↓↓↓

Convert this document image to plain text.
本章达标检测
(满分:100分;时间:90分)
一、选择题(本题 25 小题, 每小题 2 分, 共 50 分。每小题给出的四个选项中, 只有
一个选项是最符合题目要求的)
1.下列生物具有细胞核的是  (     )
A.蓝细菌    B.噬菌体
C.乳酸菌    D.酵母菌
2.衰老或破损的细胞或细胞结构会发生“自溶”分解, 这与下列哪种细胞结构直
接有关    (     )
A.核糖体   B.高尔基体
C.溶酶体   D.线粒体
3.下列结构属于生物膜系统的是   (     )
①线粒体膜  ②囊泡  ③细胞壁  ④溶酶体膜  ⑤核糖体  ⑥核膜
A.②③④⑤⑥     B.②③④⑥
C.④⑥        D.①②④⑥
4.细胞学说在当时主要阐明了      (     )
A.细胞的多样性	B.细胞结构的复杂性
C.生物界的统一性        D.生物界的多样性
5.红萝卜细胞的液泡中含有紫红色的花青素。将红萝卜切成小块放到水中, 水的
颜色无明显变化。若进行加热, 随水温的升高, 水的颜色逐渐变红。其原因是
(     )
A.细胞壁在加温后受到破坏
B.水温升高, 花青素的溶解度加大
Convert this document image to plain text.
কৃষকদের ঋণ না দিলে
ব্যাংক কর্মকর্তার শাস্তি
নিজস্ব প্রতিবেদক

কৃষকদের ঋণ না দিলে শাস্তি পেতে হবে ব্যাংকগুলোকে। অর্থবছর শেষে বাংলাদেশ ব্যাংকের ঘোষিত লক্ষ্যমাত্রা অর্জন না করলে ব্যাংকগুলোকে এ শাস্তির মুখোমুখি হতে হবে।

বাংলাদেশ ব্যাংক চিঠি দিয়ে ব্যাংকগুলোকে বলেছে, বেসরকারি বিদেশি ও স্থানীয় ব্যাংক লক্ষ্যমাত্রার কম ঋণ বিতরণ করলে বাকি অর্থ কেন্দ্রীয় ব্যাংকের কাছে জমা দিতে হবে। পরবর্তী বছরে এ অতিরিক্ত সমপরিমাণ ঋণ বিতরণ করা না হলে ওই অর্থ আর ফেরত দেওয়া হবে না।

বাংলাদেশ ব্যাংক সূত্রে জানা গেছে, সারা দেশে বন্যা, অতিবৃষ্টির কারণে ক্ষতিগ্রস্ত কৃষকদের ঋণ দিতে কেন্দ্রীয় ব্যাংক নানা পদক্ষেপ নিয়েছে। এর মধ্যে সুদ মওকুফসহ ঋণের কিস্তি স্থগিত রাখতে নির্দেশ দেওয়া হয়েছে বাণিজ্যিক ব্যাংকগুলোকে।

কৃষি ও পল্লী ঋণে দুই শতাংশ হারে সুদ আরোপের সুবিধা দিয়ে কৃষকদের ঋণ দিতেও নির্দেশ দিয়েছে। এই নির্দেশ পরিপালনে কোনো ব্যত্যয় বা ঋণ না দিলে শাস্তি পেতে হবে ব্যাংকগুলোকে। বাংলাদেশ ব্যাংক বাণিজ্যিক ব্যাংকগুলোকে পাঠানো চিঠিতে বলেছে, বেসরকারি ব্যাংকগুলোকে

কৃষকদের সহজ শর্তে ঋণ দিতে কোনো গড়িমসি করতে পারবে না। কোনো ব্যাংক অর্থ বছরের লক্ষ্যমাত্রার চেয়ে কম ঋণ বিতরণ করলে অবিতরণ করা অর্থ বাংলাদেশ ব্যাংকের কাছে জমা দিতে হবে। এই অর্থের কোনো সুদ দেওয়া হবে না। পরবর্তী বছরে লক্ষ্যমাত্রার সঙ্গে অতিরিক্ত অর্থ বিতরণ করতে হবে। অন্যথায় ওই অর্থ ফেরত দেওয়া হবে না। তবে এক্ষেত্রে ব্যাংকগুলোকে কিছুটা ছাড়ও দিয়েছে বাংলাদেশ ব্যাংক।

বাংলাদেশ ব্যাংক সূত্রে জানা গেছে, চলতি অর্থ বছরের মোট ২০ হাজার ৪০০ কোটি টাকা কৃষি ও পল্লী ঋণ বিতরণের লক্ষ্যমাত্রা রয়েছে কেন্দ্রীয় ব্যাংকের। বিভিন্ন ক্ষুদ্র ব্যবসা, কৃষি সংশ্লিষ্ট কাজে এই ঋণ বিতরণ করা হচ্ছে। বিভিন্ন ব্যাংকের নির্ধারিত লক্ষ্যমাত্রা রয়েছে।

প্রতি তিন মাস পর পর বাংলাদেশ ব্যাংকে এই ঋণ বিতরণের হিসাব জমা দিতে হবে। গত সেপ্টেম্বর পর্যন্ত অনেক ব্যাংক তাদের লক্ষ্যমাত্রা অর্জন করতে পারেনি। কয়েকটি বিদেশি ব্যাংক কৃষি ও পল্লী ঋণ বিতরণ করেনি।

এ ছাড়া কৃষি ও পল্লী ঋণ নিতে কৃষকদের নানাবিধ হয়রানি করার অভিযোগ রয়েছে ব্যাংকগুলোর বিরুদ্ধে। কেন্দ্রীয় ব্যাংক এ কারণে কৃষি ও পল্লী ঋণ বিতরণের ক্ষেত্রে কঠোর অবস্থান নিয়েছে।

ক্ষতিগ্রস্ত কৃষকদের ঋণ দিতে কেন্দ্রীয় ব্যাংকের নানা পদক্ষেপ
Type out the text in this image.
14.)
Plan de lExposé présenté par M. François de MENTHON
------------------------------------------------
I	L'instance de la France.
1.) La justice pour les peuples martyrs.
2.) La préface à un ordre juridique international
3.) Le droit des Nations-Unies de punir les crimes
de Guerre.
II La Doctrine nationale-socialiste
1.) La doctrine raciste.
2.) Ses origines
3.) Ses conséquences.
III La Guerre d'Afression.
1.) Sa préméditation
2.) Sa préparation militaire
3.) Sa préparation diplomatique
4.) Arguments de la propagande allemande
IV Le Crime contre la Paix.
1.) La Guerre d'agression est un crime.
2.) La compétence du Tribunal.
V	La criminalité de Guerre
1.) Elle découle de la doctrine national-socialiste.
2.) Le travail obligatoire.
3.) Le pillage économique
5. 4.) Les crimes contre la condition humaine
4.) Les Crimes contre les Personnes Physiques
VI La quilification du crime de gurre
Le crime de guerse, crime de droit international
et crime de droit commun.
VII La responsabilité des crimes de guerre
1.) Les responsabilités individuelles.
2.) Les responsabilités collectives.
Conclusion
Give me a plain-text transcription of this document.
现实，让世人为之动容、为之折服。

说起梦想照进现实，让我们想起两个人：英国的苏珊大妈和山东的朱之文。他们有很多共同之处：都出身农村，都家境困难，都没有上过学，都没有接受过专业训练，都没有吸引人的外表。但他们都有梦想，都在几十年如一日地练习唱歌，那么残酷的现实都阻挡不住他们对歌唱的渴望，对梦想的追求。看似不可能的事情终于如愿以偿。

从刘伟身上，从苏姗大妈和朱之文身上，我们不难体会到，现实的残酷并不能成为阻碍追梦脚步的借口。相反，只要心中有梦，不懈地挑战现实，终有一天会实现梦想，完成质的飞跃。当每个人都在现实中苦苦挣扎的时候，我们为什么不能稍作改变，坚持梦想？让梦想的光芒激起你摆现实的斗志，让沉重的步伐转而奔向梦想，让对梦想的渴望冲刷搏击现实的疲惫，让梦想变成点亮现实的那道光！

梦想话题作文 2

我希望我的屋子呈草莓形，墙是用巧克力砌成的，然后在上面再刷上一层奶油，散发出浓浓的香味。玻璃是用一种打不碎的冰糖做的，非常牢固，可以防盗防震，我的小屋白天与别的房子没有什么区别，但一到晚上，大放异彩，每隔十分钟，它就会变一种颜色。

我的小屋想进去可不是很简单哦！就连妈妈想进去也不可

↑↑↑

Output all of the data again. Match it exactly.

Convert this document image to plain text.
本章达标检测
(满分:100分;时间:90分)
一、选择题(本题 25 小题, 每小题 2 分, 共 50 分。每小题给出的四个选项中, 只有
一个选项是最符合题目要求的)
1.下列生物具有细胞核的是  (     )
A.蓝细菌    B.噬菌体
C.乳酸菌    D.酵母菌
2.衰老或破损的细胞或细胞结构会发生“自溶”分解, 这与下列哪种细胞结构直
接有关    (     )
A.核糖体   B.高尔基体
C.溶酶体   D.线粒体
3.下列结构属于生物膜系统的是   (     )
①线粒体膜  ②囊泡  ③细胞壁  ④溶酶体膜  ⑤核糖体  ⑥核膜
A.②③④⑤⑥     B.②③④⑥
C.④⑥        D.①②④⑥
4.细胞学说在当时主要阐明了      (     )
A.细胞的多样性	B.细胞结构的复杂性
C.生物界的统一性        D.生物界的多样性
5.红萝卜细胞的液泡中含有紫红色的花青素。将红萝卜切成小块放到水中, 水的
颜色无明显变化。若进行加热, 随水温的升高, 水的颜色逐渐变红。其原因是
(     )
A.细胞壁在加温后受到破坏
B.水温升高, 花青素的溶解度加大
Convert this document image to plain text.
কৃষকদের ঋণ না দিলে
ব্যাংক কর্মকর্তার শাস্তি
নিজস্ব প্রতিবেদক

কৃষকদের ঋণ না দিলে শাস্তি পেতে হবে ব্যাংকগুলোকে। অর্থবছর শেষে বাংলাদেশ ব্যাংকের ঘোষিত লক্ষ্যমাত্রা অর্জন না করলে ব্যাংকগুলোকে এ শাস্তির মুখোমুখি হতে হবে।

বাংলাদেশ ব্যাংক চিঠি দিয়ে ব্যাংকগুলোকে বলেছে, বেসরকারি বিদেশি ও স্থানীয় ব্যাংক লক্ষ্যমাত্রার কম ঋণ বিতরণ করলে বাকি অর্থ কেন্দ্রীয় ব্যাংকের কাছে জমা দিতে হবে। পরবর্তী বছরে এ অতিরিক্ত সমপরিমাণ ঋণ বিতরণ করা না হলে ওই অর্থ আর ফেরত দেওয়া হবে না।

বাংলাদেশ ব্যাংক সূত্রে জানা গেছে, সারা দেশে বন্যা, অতিবৃষ্টির কারণে ক্ষতিগ্রস্ত কৃষকদের ঋণ দিতে কেন্দ্রীয় ব্যাংক নানা পদক্ষেপ নিয়েছে। এর মধ্যে সুদ মওকুফসহ ঋণের কিস্তি স্থগিত রাখতে নির্দেশ দেওয়া হয়েছে বাণিজ্যিক ব্যাংকগুলোকে।

কৃষি ও পল্লী ঋণে দুই শতাংশ হারে সুদ আরোপের সুবিধা দিয়ে কৃষকদের ঋণ দিতেও নির্দেশ দিয়েছে। এই নির্দেশ পরিপালনে কোনো ব্যত্যয় বা ঋণ না দিলে শাস্তি পেতে হবে ব্যাংকগুলোকে। বাংলাদেশ ব্যাংক বাণিজ্যিক ব্যাংকগুলোকে পাঠানো চিঠিতে বলেছে, বেসরকারি ব্যাংকগুলোকে

কৃষকদের সহজ শর্তে ঋণ দিতে কোনো গড়িমসি করতে পারবে না। কোনো ব্যাংক অর্থ বছরের লক্ষ্যমাত্রার চেয়ে কম ঋণ বিতরণ করলে অবিতরণ করা অর্থ বাংলাদেশ ব্যাংকের কাছে জমা দিতে হবে। এই অর্থের কোনো সুদ দেওয়া হবে না। পরবর্তী বছরে লক্ষ্যমাত্রার সঙ্গে অতিরিক্ত অর্থ বিতরণ করতে হবে। অন্যথায় ওই অর্থ ফেরত দেওয়া হবে না। তবে এক্ষেত্রে ব্যাংকগুলোকে কিছুটা ছাড়ও দিয়েছে বাংলাদেশ ব্যাংক।

বাংলাদেশ ব্যাংক সূত্রে জানা গেছে, চলতি অর্থ বছরের মোট ২০ হাজার ৪০০ কোটি টাকা কৃষি ও পল্লী ঋণ বিতরণের লক্ষ্যমাত্রা রয়েছে কেন্দ্রীয় ব্যাংকের। বিভিন্ন ক্ষুদ্র ব্যবসা, কৃষি সংশ্লিষ্ট কাজে এই ঋণ বিতরণ করা হচ্ছে। বিভিন্ন ব্যাংকের নির্ধারিত লক্ষ্যমাত্রা রয়েছে।

প্রতি তিন মাস পর পর বাংলাদেশ ব্যাংকে এই ঋণ বিতরণের হিসাব জমা দিতে হবে। গত সেপ্টেম্বর পর্যন্ত অনেক ব্যাংক তাদের লক্ষ্যমাত্রা অর্জন করতে পারেনি। কয়েকটি বিদেশি ব্যাংক কৃষি ও পল্লী ঋণ বিতরণ করেনি।

এ ছাড়া কৃষি ও পল্লী ঋণ নিতে কৃষকদের নানাবিধ হয়রানি করার অভিযোগ রয়েছে ব্যাংকগুলোর বিরুদ্ধে। কেন্দ্রীয় ব্যাংক এ কারণে কৃষি ও পল্লী ঋণ বিতরণের ক্ষেত্রে কঠোর অবস্থান নিয়েছে।

ক্ষতিগ্রস্ত কৃষকদের ঋণ দিতে কেন্দ্রীয় ব্যাংকের নানা পদক্ষেপ
Type out the text in this image.
14.)
Plan de lExposé présenté par M. François de MENTHON
------------------------------------------------
I	L'instance de la France.
1.) La justice pour les peuples martyrs.
2.) La préface à un ordre juridique international
3.) Le droit des Nations-Unies de punir les crimes
de Guerre.
II La Doctrine nationale-socialiste
1.) La doctrine raciste.
2.) Ses origines
3.) Ses conséquences.
III La Guerre d'Afression.
1.) Sa préméditation
2.) Sa préparation militaire
3.) Sa préparation diplomatique
4.) Arguments de la propagande allemande
IV Le Crime contre la Paix.
1.) La Guerre d'agression est un crime.
2.) La compétence du Tribunal.
V	La criminalité de Guerre
1.) Elle découle de la doctrine national-socialiste.
2.) Le travail obligatoire.
3.) Le pillage économique
5. 4.) Les crimes contre la condition humaine
4.) Les Crimes contre les Personnes Physiques
VI La quilification du crime de gurre
Le crime de guerse, crime de droit international
et crime de droit commun.
VII La responsabilité des crimes de guerre
1.) Les responsabilités individuelles.
2.) Les responsabilités collectives.
Conclusion
Give me a plain-text transcription of this document.
现实，让世人为之动容、为之折服。

说起梦想照进现实，让我们想起两个人：英国的苏珊大妈和山东的朱之文。他们有很多共同之处：都出身农村，都家境困难，都没有上过学，都没有接受过专业训练，都没有吸引人的外表。但他们都有梦想，都在几十年如一日地练习唱歌，那么残酷的现实都阻挡不住他们对歌唱的渴望，对梦想的追求。看似不可能的事情终于如愿以偿。

从刘伟身上，从苏姗大妈和朱之文身上，我们不难体会到，现实的残酷并不能成为阻碍追梦脚步的借口。相反，只要心中有梦，不懈地挑战现实，终有一天会实现梦想，完成质的飞跃。当每个人都在现实中苦苦挣扎的时候，我们为什么不能稍作改变，坚持梦想？让梦想的光芒激起你摆现实的斗志，让沉重的步伐转而奔向梦想，让对梦想的渴望冲刷搏击现实的疲惫，让梦想变成点亮现实的那道光！

梦想话题作文 2

我希望我的屋子呈草莓形，墙是用巧克力砌成的，然后在上面再刷上一层奶油，散发出浓浓的香味。玻璃是用一种打不碎的冰糖做的，非常牢固，可以防盗防震，我的小屋白天与别的房子没有什么区别，但一到晚上，大放异彩，每隔十分钟，它就会变一种颜色。

我的小屋想进去可不是很简单哦！就连妈妈想进去也不可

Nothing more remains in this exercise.